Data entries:

##############################

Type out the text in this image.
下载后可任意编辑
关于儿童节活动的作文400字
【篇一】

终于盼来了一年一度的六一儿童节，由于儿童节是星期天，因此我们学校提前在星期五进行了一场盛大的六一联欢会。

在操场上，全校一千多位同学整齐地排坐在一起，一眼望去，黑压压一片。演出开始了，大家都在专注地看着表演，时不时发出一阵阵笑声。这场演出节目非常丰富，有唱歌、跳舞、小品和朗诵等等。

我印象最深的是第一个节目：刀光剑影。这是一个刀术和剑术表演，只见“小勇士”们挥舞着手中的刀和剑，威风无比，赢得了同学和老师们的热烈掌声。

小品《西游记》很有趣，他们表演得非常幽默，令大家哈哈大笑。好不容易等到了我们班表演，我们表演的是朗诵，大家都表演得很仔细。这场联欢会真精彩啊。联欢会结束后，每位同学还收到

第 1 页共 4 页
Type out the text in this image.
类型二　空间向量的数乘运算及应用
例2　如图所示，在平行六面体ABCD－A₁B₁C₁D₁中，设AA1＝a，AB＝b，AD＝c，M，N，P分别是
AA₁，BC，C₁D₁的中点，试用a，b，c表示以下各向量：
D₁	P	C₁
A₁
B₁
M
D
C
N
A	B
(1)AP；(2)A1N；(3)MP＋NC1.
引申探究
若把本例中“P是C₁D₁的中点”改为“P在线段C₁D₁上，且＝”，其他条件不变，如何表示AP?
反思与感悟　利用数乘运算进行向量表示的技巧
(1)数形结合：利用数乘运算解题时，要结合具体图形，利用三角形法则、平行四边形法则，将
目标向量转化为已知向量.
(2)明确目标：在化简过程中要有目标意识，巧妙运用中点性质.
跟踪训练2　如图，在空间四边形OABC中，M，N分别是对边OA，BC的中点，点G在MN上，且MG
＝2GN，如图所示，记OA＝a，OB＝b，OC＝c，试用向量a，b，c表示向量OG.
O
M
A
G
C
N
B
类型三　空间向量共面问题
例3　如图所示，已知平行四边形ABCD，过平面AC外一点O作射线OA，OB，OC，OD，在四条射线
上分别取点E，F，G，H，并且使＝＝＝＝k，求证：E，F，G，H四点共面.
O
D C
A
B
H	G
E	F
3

##############################

▸ **Given problem**
Return every line of the preceding records in which the word "如图所示" appears.

▸ **Solution to this task**
例2　如图所示，在平行六面体ABCD－A₁B₁C₁D₁中，设AA1＝a，AB＝b，AD＝c，M，N，P分别是
＝2GN，如图所示，记OA＝a，OB＝b，OC＝c，试用向量a，b，c表示向量OG.
例3　如图所示，已知平行四边形ABCD，过平面AC外一点O作射线OA，OB，OC，OD，在四条射线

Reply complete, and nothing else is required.